TASK REQUIREMENTS:
Each line below must be set down exactly; omit any image you find.
════════════════════
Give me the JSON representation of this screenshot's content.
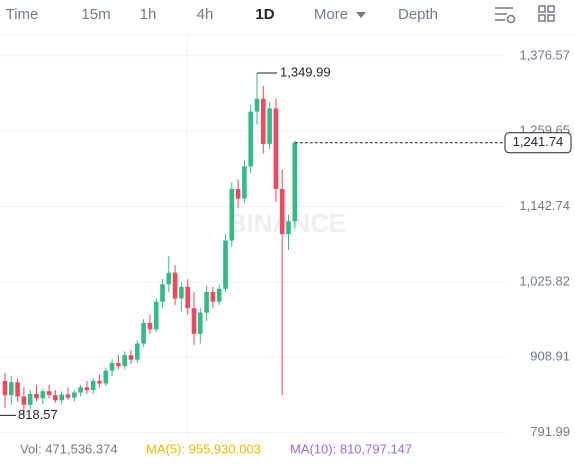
{
  "toolbar": {
    "tabs": [
      "Time",
      "15m",
      "1h",
      "4h",
      "1D",
      "More",
      "Depth"
    ],
    "active": "1D"
  },
  "chart_data": {
    "type": "candlestick",
    "watermark": "BINANCE",
    "up_color": "#2ebd85",
    "down_color": "#f6465d",
    "grid": true,
    "ylim": [
      785,
      1409
    ],
    "yticks": [
      {
        "value": 1376.57,
        "label": "1,376.57"
      },
      {
        "value": 1259.65,
        "label": "1,259.65"
      },
      {
        "value": 1142.74,
        "label": "1,142.74"
      },
      {
        "value": 1025.82,
        "label": "1,025.82"
      },
      908.91,
      791.99
    ],
    "open": [
      872,
      850,
      870,
      848,
      835,
      852,
      845,
      856,
      850,
      842,
      851,
      846,
      854,
      862,
      858,
      872,
      868,
      888,
      900,
      895,
      912,
      905,
      930,
      962,
      952,
      995,
      1022,
      1040,
      1000,
      1018,
      985,
      945,
      978,
      1010,
      995,
      1015,
      1090,
      1170,
      1155,
      1205,
      1290,
      1310,
      1240,
      1295,
      1170,
      1100,
      1120
    ],
    "high": [
      885,
      880,
      876,
      862,
      858,
      866,
      860,
      866,
      858,
      856,
      862,
      858,
      866,
      872,
      876,
      882,
      892,
      906,
      912,
      918,
      920,
      935,
      968,
      975,
      1000,
      1030,
      1066,
      1052,
      1025,
      1030,
      1010,
      985,
      1020,
      1018,
      1022,
      1100,
      1180,
      1185,
      1215,
      1300,
      1349.99,
      1330,
      1305,
      1310,
      1200,
      1130,
      1245
    ],
    "low": [
      830,
      835,
      840,
      818.57,
      828,
      840,
      836,
      845,
      838,
      836,
      843,
      840,
      848,
      852,
      852,
      862,
      864,
      880,
      890,
      890,
      898,
      900,
      925,
      945,
      948,
      985,
      1010,
      990,
      980,
      975,
      928,
      930,
      965,
      985,
      990,
      1010,
      1080,
      1140,
      1148,
      1195,
      1270,
      1225,
      1232,
      1150,
      850,
      1075,
      1110
    ],
    "close": [
      850,
      870,
      848,
      835,
      852,
      845,
      856,
      850,
      842,
      851,
      846,
      854,
      862,
      858,
      872,
      868,
      888,
      900,
      895,
      912,
      905,
      930,
      962,
      952,
      995,
      1022,
      1040,
      1000,
      1018,
      985,
      945,
      978,
      1010,
      995,
      1015,
      1090,
      1170,
      1155,
      1205,
      1290,
      1310,
      1240,
      1295,
      1170,
      1100,
      1120,
      1241.74
    ],
    "high_label": {
      "value": 1349.99,
      "label": "1,349.99"
    },
    "low_label": {
      "value": 818.57,
      "label": "818.57"
    },
    "last_price": {
      "value": 1241.74,
      "label": "1,241.74"
    },
    "footer": {
      "vol": "Vol: 471,536.374",
      "ma5": "MA(5): 955,930.003",
      "ma10": "MA(10): 810,797.147"
    }
  }
}
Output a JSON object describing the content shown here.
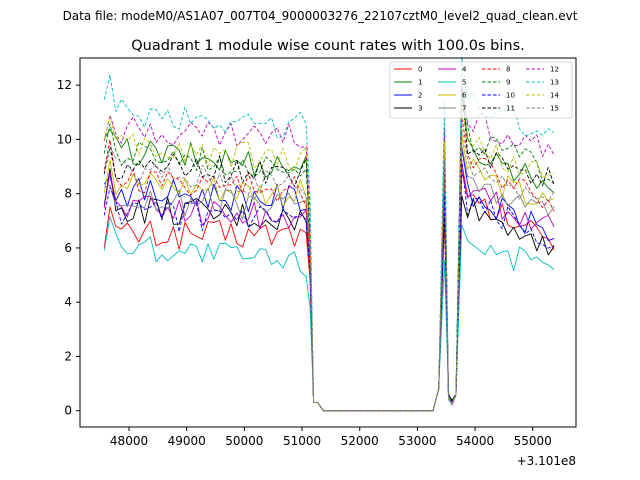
{
  "chart_data": {
    "type": "line",
    "suptitle": "Data file: modeM0/AS1A07_007T04_9000003276_22107cztM0_level2_quad_clean.evt",
    "title": "Quadrant 1 module wise count rates with 100.0s bins.",
    "xlabel": "",
    "ylabel": "",
    "offset_label": "+3.101e8",
    "xlim": [
      47150,
      55750
    ],
    "ylim": [
      -0.6,
      13.0
    ],
    "xticks": [
      48000,
      49000,
      50000,
      51000,
      52000,
      53000,
      54000,
      55000
    ],
    "xtick_labels": [
      "48000",
      "49000",
      "50000",
      "51000",
      "52000",
      "53000",
      "54000",
      "55000"
    ],
    "yticks": [
      0,
      2,
      4,
      6,
      8,
      10,
      12
    ],
    "ytick_labels": [
      "0",
      "2",
      "4",
      "6",
      "8",
      "10",
      "12"
    ],
    "grid": false,
    "legend_position": "top-right",
    "x": [
      47570,
      47670,
      47770,
      47870,
      47970,
      48070,
      48170,
      48270,
      48370,
      48470,
      48570,
      48670,
      48770,
      48870,
      48970,
      49070,
      49170,
      49270,
      49370,
      49470,
      49570,
      49670,
      49770,
      49870,
      49970,
      50070,
      50170,
      50270,
      50370,
      50470,
      50570,
      50670,
      50770,
      50870,
      50970,
      51070,
      51140,
      51200,
      51270,
      51370,
      51470,
      51570,
      51670,
      51770,
      51870,
      51970,
      52070,
      52170,
      52270,
      52370,
      52470,
      52570,
      52670,
      52770,
      52870,
      52970,
      53070,
      53170,
      53270,
      53370,
      53470,
      53540,
      53600,
      53670,
      53770,
      53870,
      53970,
      54070,
      54170,
      54270,
      54370,
      54470,
      54570,
      54670,
      54770,
      54870,
      54970,
      55070,
      55170,
      55270,
      55370
    ],
    "series": [
      {
        "name": "0",
        "color": "#ff0000",
        "dash": "solid",
        "levels": [
          6.5,
          6.5,
          6.8
        ]
      },
      {
        "name": "1",
        "color": "#008000",
        "dash": "solid",
        "levels": [
          9.6,
          9.0,
          8.8
        ]
      },
      {
        "name": "2",
        "color": "#0000ff",
        "dash": "solid",
        "levels": [
          8.1,
          7.8,
          7.0
        ]
      },
      {
        "name": "3",
        "color": "#000000",
        "dash": "solid",
        "levels": [
          7.5,
          7.0,
          6.6
        ]
      },
      {
        "name": "4",
        "color": "#bf00bf",
        "dash": "solid",
        "levels": [
          7.6,
          7.1,
          7.2
        ]
      },
      {
        "name": "5",
        "color": "#00bfbf",
        "dash": "solid",
        "levels": [
          6.2,
          5.4,
          5.5
        ]
      },
      {
        "name": "6",
        "color": "#bfbf00",
        "dash": "solid",
        "levels": [
          8.5,
          8.0,
          8.0
        ]
      },
      {
        "name": "7",
        "color": "#808080",
        "dash": "solid",
        "levels": [
          7.8,
          7.5,
          7.6
        ]
      },
      {
        "name": "8",
        "color": "#ff0000",
        "dash": "dashed",
        "levels": [
          8.6,
          8.1,
          8.3
        ]
      },
      {
        "name": "9",
        "color": "#008000",
        "dash": "dashed",
        "levels": [
          9.4,
          9.1,
          9.2
        ]
      },
      {
        "name": "10",
        "color": "#0000ff",
        "dash": "dashed",
        "levels": [
          7.3,
          6.9,
          6.8
        ]
      },
      {
        "name": "11",
        "color": "#000000",
        "dash": "dashed",
        "levels": [
          9.0,
          8.8,
          8.9
        ]
      },
      {
        "name": "12",
        "color": "#bf00bf",
        "dash": "dashed",
        "levels": [
          10.4,
          10.0,
          9.9
        ]
      },
      {
        "name": "13",
        "color": "#00bfbf",
        "dash": "dashed",
        "levels": [
          11.0,
          10.5,
          10.6
        ]
      },
      {
        "name": "14",
        "color": "#bfbf00",
        "dash": "dashed",
        "levels": [
          9.7,
          9.3,
          9.0
        ]
      },
      {
        "name": "15",
        "color": "#808080",
        "dash": "dashed",
        "levels": [
          8.8,
          8.3,
          8.2
        ]
      }
    ]
  }
}
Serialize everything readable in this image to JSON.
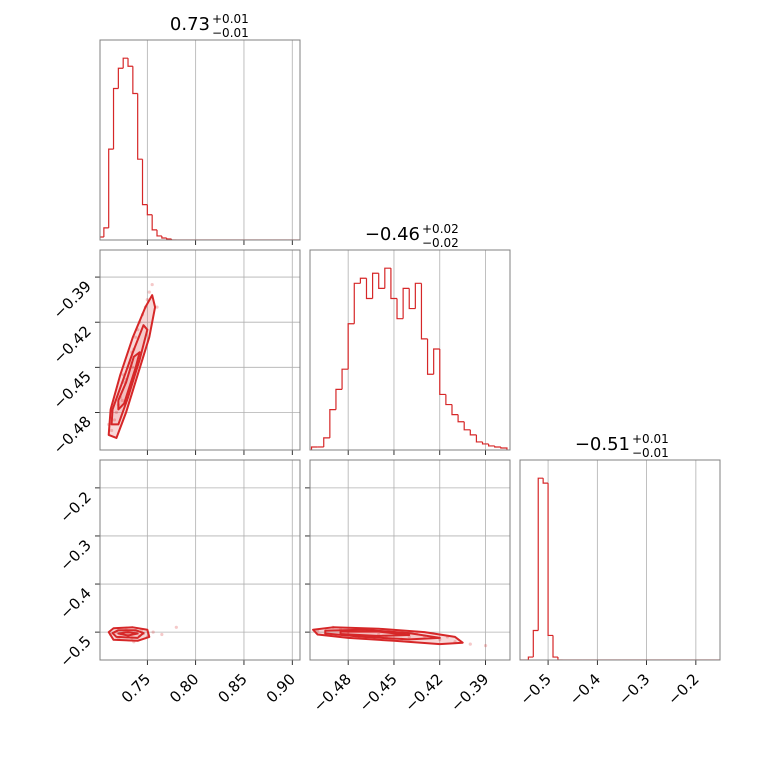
════════════════════
OUTPUT FOR THIS EXERCISE:
Give me the JSON representation of this screenshot's content.
{
  "toolbar": {
    "tabs": [
      "Time",
      "15m",
      "1h",
      "4h",
      "1D",
      "More",
      "Depth"
    ],
    "active": "1D"
  },
  "chart_data": {
    "type": "candlestick",
    "watermark": "BINANCE",
    "up_color": "#2ebd85",
    "down_color": "#f6465d",
    "grid": true,
    "ylim": [
      785,
      1409
    ],
    "yticks": [
      {
        "value": 1376.57,
        "label": "1,376.57"
      },
      {
        "value": 1259.65,
        "label": "1,259.65"
      },
      {
        "value": 1142.74,
        "label": "1,142.74"
      },
      {
        "value": 1025.82,
        "label": "1,025.82"
      },
      908.91,
      791.99
    ],
    "open": [
      872,
      850,
      870,
      848,
      835,
      852,
      845,
      856,
      850,
      842,
      851,
      846,
      854,
      862,
      858,
      872,
      868,
      888,
      900,
      895,
      912,
      905,
      930,
      962,
      952,
      995,
      1022,
      1040,
      1000,
      1018,
      985,
      945,
      978,
      1010,
      995,
      1015,
      1090,
      1170,
      1155,
      1205,
      1290,
      1310,
      1240,
      1295,
      1170,
      1100,
      1120
    ],
    "high": [
      885,
      880,
      876,
      862,
      858,
      866,
      860,
      866,
      858,
      856,
      862,
      858,
      866,
      872,
      876,
      882,
      892,
      906,
      912,
      918,
      920,
      935,
      968,
      975,
      1000,
      1030,
      1066,
      1052,
      1025,
      1030,
      1010,
      985,
      1020,
      1018,
      1022,
      1100,
      1180,
      1185,
      1215,
      1300,
      1349.99,
      1330,
      1305,
      1310,
      1200,
      1130,
      1245
    ],
    "low": [
      830,
      835,
      840,
      818.57,
      828,
      840,
      836,
      845,
      838,
      836,
      843,
      840,
      848,
      852,
      852,
      862,
      864,
      880,
      890,
      890,
      898,
      900,
      925,
      945,
      948,
      985,
      1010,
      990,
      980,
      975,
      928,
      930,
      965,
      985,
      990,
      1010,
      1080,
      1140,
      1148,
      1195,
      1270,
      1225,
      1232,
      1150,
      850,
      1075,
      1110
    ],
    "close": [
      850,
      870,
      848,
      835,
      852,
      845,
      856,
      850,
      842,
      851,
      846,
      854,
      862,
      858,
      872,
      868,
      888,
      900,
      895,
      912,
      905,
      930,
      962,
      952,
      995,
      1022,
      1040,
      1000,
      1018,
      985,
      945,
      978,
      1010,
      995,
      1015,
      1090,
      1170,
      1155,
      1205,
      1290,
      1310,
      1240,
      1295,
      1170,
      1100,
      1120,
      1241.74
    ],
    "high_label": {
      "value": 1349.99,
      "label": "1,349.99"
    },
    "low_label": {
      "value": 818.57,
      "label": "818.57"
    },
    "last_price": {
      "value": 1241.74,
      "label": "1,241.74"
    },
    "footer": {
      "vol": "Vol: 471,536.374",
      "ma5": "MA(5): 955,930.003",
      "ma10": "MA(10): 810,797.147"
    }
  }
}
Output a JSON object describing the content shown here.
{
  "chart_data": {
    "type": "line",
    "suptitle": "Data file: modeM0/AS1A07_007T04_9000003276_22107cztM0_level2_quad_clean.evt",
    "title": "Quadrant 1 module wise count rates with 100.0s bins.",
    "xlabel": "",
    "ylabel": "",
    "offset_label": "+3.101e8",
    "xlim": [
      47150,
      55750
    ],
    "ylim": [
      -0.6,
      13.0
    ],
    "xticks": [
      48000,
      49000,
      50000,
      51000,
      52000,
      53000,
      54000,
      55000
    ],
    "xtick_labels": [
      "48000",
      "49000",
      "50000",
      "51000",
      "52000",
      "53000",
      "54000",
      "55000"
    ],
    "yticks": [
      0,
      2,
      4,
      6,
      8,
      10,
      12
    ],
    "ytick_labels": [
      "0",
      "2",
      "4",
      "6",
      "8",
      "10",
      "12"
    ],
    "grid": false,
    "legend_position": "top-right",
    "x": [
      47570,
      47670,
      47770,
      47870,
      47970,
      48070,
      48170,
      48270,
      48370,
      48470,
      48570,
      48670,
      48770,
      48870,
      48970,
      49070,
      49170,
      49270,
      49370,
      49470,
      49570,
      49670,
      49770,
      49870,
      49970,
      50070,
      50170,
      50270,
      50370,
      50470,
      50570,
      50670,
      50770,
      50870,
      50970,
      51070,
      51140,
      51200,
      51270,
      51370,
      51470,
      51570,
      51670,
      51770,
      51870,
      51970,
      52070,
      52170,
      52270,
      52370,
      52470,
      52570,
      52670,
      52770,
      52870,
      52970,
      53070,
      53170,
      53270,
      53370,
      53470,
      53540,
      53600,
      53670,
      53770,
      53870,
      53970,
      54070,
      54170,
      54270,
      54370,
      54470,
      54570,
      54670,
      54770,
      54870,
      54970,
      55070,
      55170,
      55270,
      55370
    ],
    "series": [
      {
        "name": "0",
        "color": "#ff0000",
        "dash": "solid",
        "levels": [
          6.5,
          6.5,
          6.8
        ]
      },
      {
        "name": "1",
        "color": "#008000",
        "dash": "solid",
        "levels": [
          9.6,
          9.0,
          8.8
        ]
      },
      {
        "name": "2",
        "color": "#0000ff",
        "dash": "solid",
        "levels": [
          8.1,
          7.8,
          7.0
        ]
      },
      {
        "name": "3",
        "color": "#000000",
        "dash": "solid",
        "levels": [
          7.5,
          7.0,
          6.6
        ]
      },
      {
        "name": "4",
        "color": "#bf00bf",
        "dash": "solid",
        "levels": [
          7.6,
          7.1,
          7.2
        ]
      },
      {
        "name": "5",
        "color": "#00bfbf",
        "dash": "solid",
        "levels": [
          6.2,
          5.4,
          5.5
        ]
      },
      {
        "name": "6",
        "color": "#bfbf00",
        "dash": "solid",
        "levels": [
          8.5,
          8.0,
          8.0
        ]
      },
      {
        "name": "7",
        "color": "#808080",
        "dash": "solid",
        "levels": [
          7.8,
          7.5,
          7.6
        ]
      },
      {
        "name": "8",
        "color": "#ff0000",
        "dash": "dashed",
        "levels": [
          8.6,
          8.1,
          8.3
        ]
      },
      {
        "name": "9",
        "color": "#008000",
        "dash": "dashed",
        "levels": [
          9.4,
          9.1,
          9.2
        ]
      },
      {
        "name": "10",
        "color": "#0000ff",
        "dash": "dashed",
        "levels": [
          7.3,
          6.9,
          6.8
        ]
      },
      {
        "name": "11",
        "color": "#000000",
        "dash": "dashed",
        "levels": [
          9.0,
          8.8,
          8.9
        ]
      },
      {
        "name": "12",
        "color": "#bf00bf",
        "dash": "dashed",
        "levels": [
          10.4,
          10.0,
          9.9
        ]
      },
      {
        "name": "13",
        "color": "#00bfbf",
        "dash": "dashed",
        "levels": [
          11.0,
          10.5,
          10.6
        ]
      },
      {
        "name": "14",
        "color": "#bfbf00",
        "dash": "dashed",
        "levels": [
          9.7,
          9.3,
          9.0
        ]
      },
      {
        "name": "15",
        "color": "#808080",
        "dash": "dashed",
        "levels": [
          8.8,
          8.3,
          8.2
        ]
      }
    ]
  }
}
Serialize everything readable in this image to JSON.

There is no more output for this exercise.